→ **Requirement**
In your copy, include every record exactly and no pictures.

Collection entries
..............................
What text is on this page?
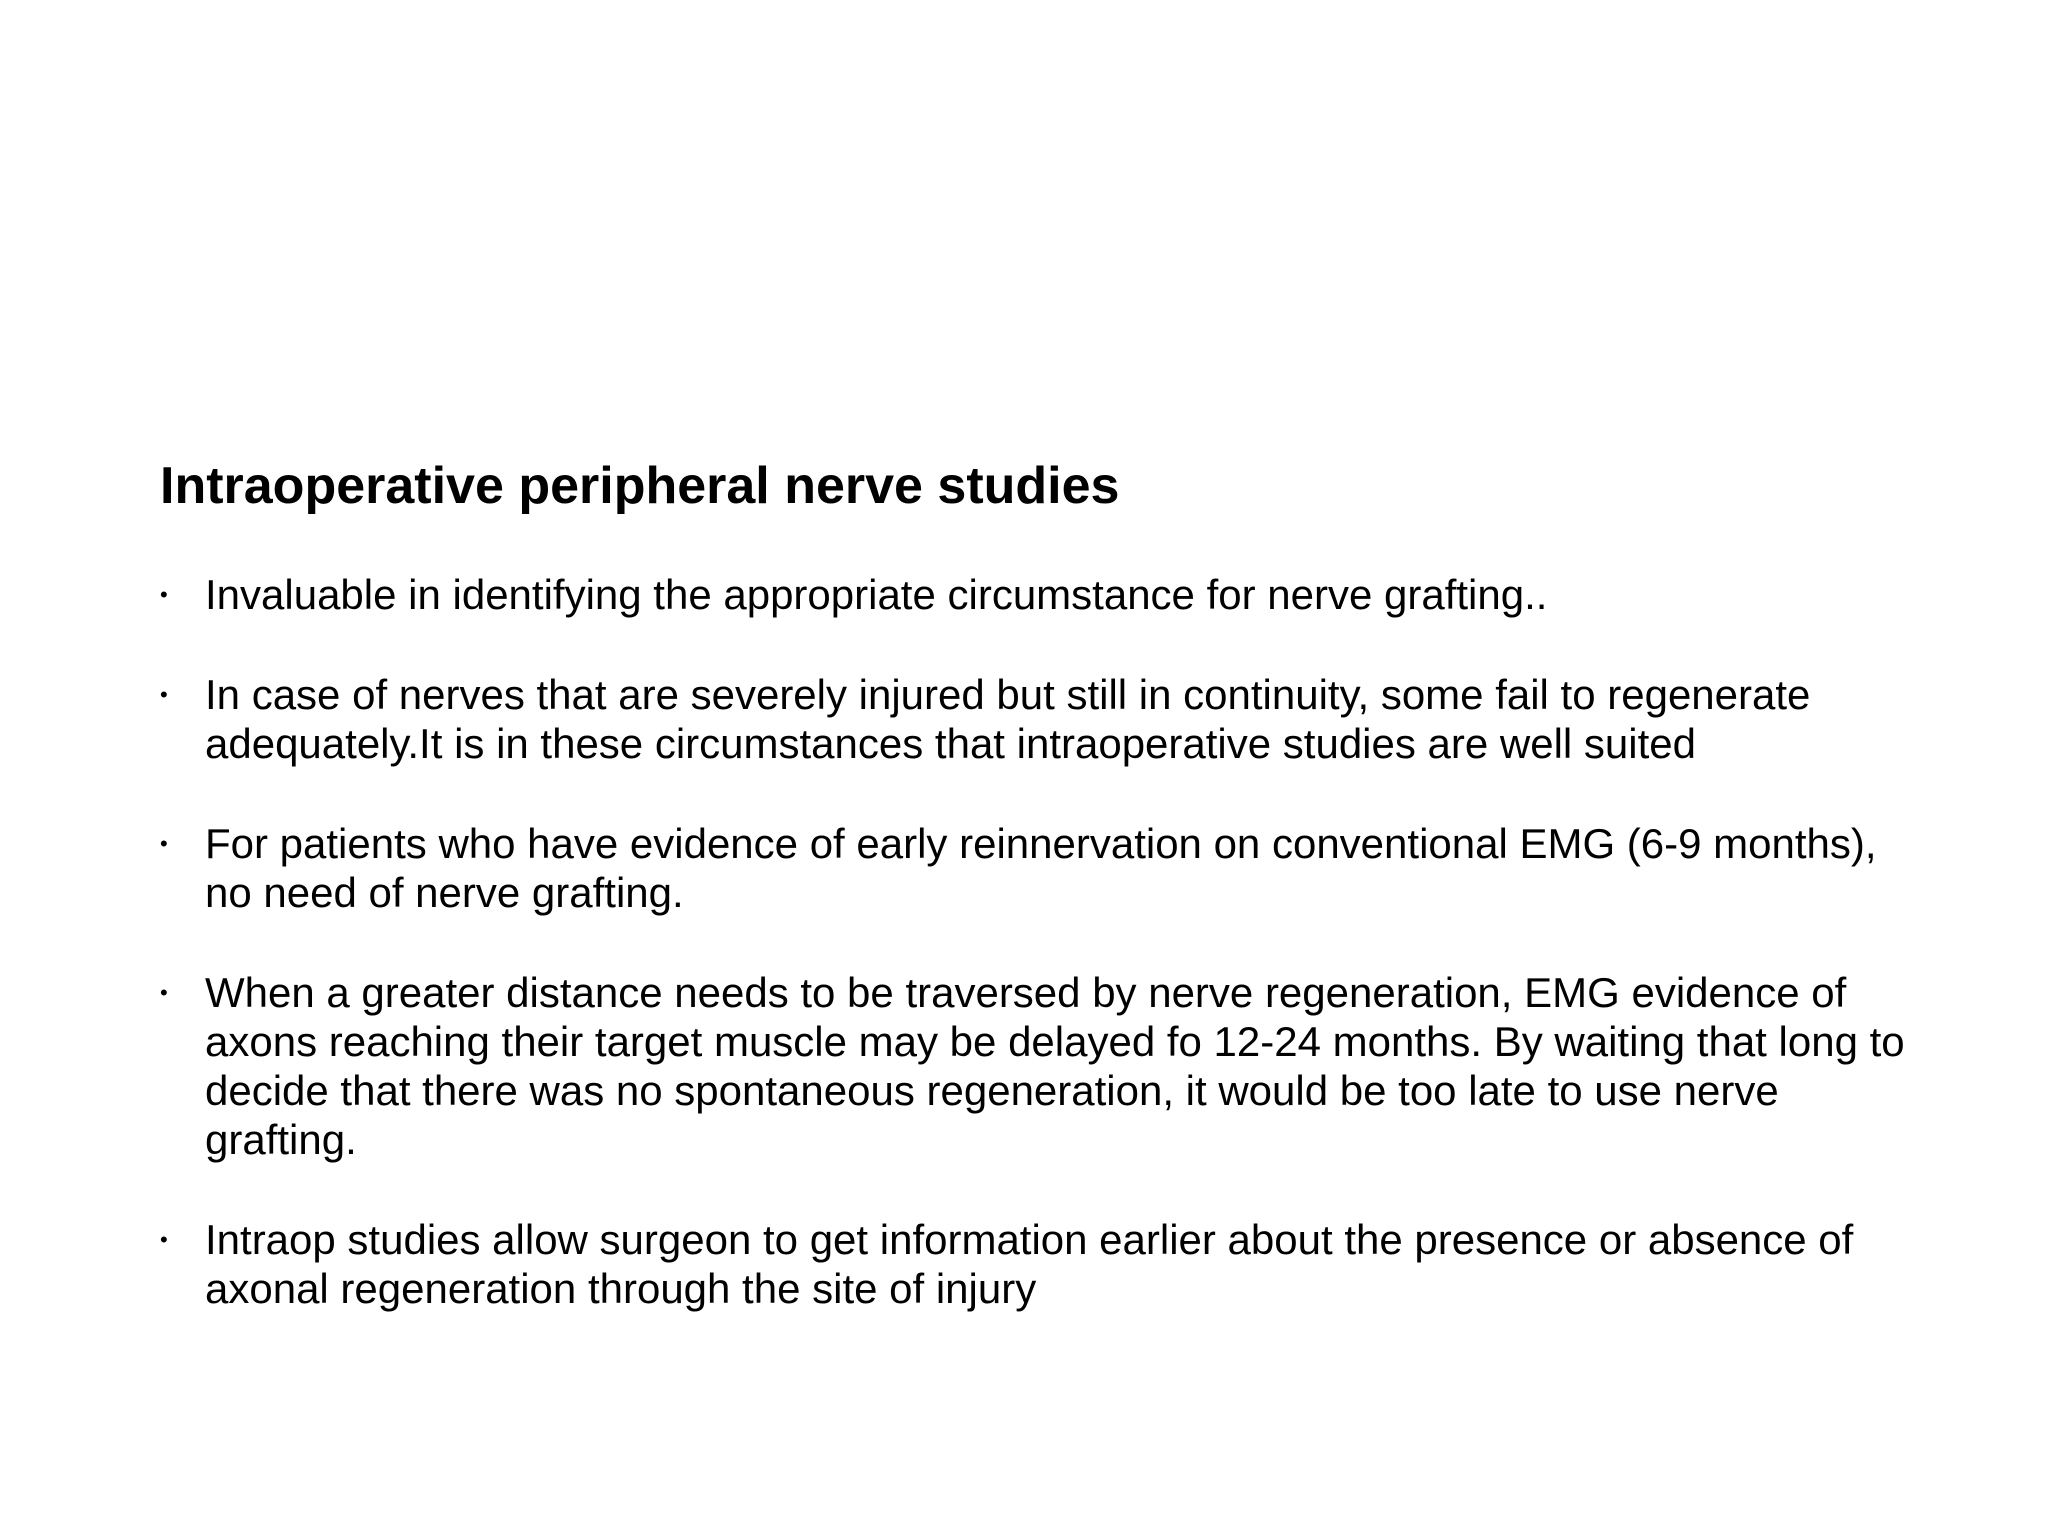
Intraoperative peripheral nerve studies
• Invaluable in identifying the appropriate circumstance for nerve grafting..
• In case of nerves that are severely injured but still in continuity, some fail to regenerate adequately.It is in these circumstances that intraoperative studies are well suited
• For patients who have evidence of early reinnervation on conventional EMG (6-9 months), no need of nerve grafting.
• When a greater distance needs to be traversed by nerve regeneration, EMG evidence of axons reaching their target muscle may be delayed fo 12-24 months. By waiting that long to decide that there was no spontaneous regeneration, it would be too late to use nerve grafting.
• Intraop studies allow surgeon to get information earlier about the presence or absence of axonal regeneration through the site of injury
..............................
→ **Task answer**
What text is on this page?
Intraoperative peripheral nerve studies
• Invaluable in identifying the appropriate circumstance for nerve grafting..
• In case of nerves that are severely injured but still in continuity, some fail to regenerate adequately.It is in these circumstances that intraoperative studies are well suited
• For patients who have evidence of early reinnervation on conventional EMG (6-9 months), no need of nerve grafting.
• When a greater distance needs to be traversed by nerve regeneration, EMG evidence of axons reaching their target muscle may be delayed fo 12-24 months. By waiting that long to decide that there was no spontaneous regeneration, it would be too late to use nerve grafting.
• Intraop studies allow surgeon to get information earlier about the presence or absence of axonal regeneration through the site of injury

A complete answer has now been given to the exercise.